(Data entries for graphics)
+ + + +

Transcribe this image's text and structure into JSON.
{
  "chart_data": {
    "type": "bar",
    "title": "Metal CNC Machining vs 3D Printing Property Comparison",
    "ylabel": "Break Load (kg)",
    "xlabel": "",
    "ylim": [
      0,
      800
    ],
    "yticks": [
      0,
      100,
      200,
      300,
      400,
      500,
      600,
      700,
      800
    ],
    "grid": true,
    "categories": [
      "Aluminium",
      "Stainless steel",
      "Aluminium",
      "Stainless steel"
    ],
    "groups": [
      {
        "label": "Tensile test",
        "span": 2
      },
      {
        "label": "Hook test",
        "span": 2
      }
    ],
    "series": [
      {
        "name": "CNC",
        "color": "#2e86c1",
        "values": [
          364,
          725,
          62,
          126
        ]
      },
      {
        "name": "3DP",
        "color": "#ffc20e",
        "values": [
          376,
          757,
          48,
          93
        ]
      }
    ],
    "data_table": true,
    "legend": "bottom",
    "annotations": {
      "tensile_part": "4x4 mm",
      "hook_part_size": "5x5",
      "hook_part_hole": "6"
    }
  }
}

+ + + +

Written request - Restate every line of the data word for word.

Answer to the exercise -
Transcribe this image's text and structure into JSON.
{
  "chart_data": {
    "type": "bar",
    "title": "Metal CNC Machining vs 3D Printing Property Comparison",
    "ylabel": "Break Load (kg)",
    "xlabel": "",
    "ylim": [
      0,
      800
    ],
    "yticks": [
      0,
      100,
      200,
      300,
      400,
      500,
      600,
      700,
      800
    ],
    "grid": true,
    "categories": [
      "Aluminium",
      "Stainless steel",
      "Aluminium",
      "Stainless steel"
    ],
    "groups": [
      {
        "label": "Tensile test",
        "span": 2
      },
      {
        "label": "Hook test",
        "span": 2
      }
    ],
    "series": [
      {
        "name": "CNC",
        "color": "#2e86c1",
        "values": [
          364,
          725,
          62,
          126
        ]
      },
      {
        "name": "3DP",
        "color": "#ffc20e",
        "values": [
          376,
          757,
          48,
          93
        ]
      }
    ],
    "data_table": true,
    "legend": "bottom",
    "annotations": {
      "tensile_part": "4x4 mm",
      "hook_part_size": "5x5",
      "hook_part_hole": "6"
    }
  }
}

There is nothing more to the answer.